■ Goal
Gather every line in the records below that contains the word "kamilla".

(Data entries)
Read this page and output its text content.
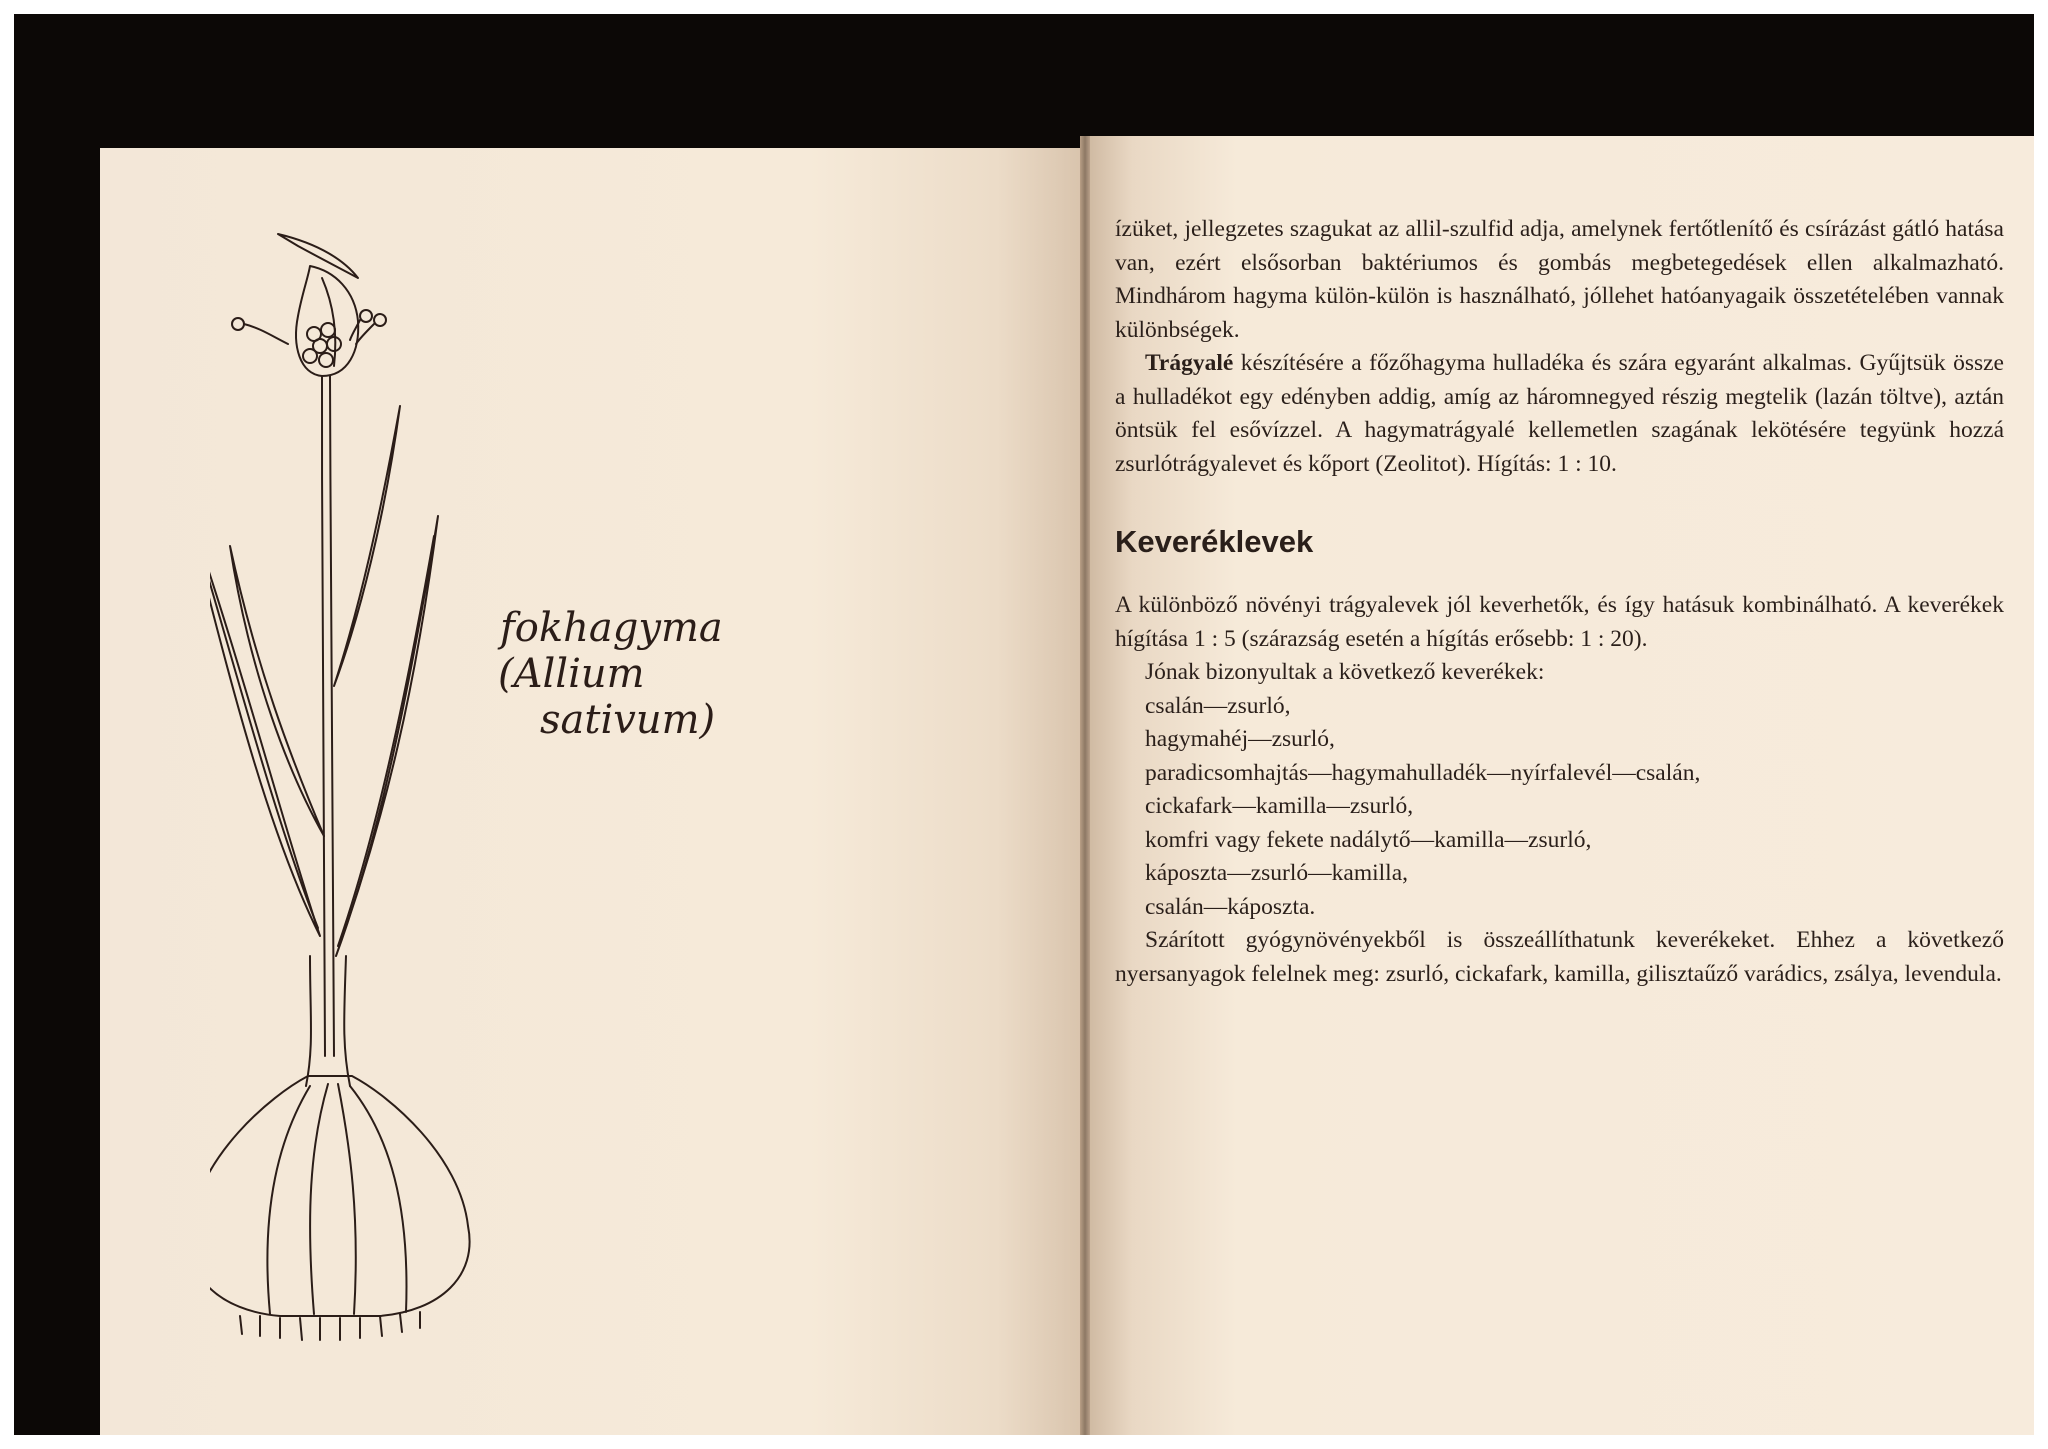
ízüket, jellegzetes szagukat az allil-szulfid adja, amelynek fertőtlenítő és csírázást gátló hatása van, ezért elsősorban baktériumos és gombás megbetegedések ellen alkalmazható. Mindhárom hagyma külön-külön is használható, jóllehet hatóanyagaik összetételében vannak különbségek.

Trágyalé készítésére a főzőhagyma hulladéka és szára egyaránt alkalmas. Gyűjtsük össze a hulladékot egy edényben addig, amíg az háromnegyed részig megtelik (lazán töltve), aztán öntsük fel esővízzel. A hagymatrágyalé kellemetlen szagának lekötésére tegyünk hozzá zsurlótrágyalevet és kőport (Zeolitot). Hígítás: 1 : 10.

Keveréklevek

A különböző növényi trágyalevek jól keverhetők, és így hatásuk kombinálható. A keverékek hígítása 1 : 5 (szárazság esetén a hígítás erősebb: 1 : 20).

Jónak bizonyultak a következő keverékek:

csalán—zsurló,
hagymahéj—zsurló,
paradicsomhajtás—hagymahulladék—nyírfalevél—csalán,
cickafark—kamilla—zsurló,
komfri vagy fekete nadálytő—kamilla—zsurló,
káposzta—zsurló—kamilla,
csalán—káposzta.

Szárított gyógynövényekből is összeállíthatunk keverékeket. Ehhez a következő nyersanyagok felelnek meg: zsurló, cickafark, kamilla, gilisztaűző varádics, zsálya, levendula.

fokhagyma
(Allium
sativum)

■ Result of this exercise
cickafark—kamilla—zsurló,
komfri vagy fekete nadálytő—kamilla—zsurló,
káposzta—zsurló—kamilla,
Szárított gyógynövényekből is összeállíthatunk keverékeket. Ehhez a következő nyersanyagok felelnek meg: zsurló, cickafark, kamilla, gilisztaűző varádics, zsálya, levendula.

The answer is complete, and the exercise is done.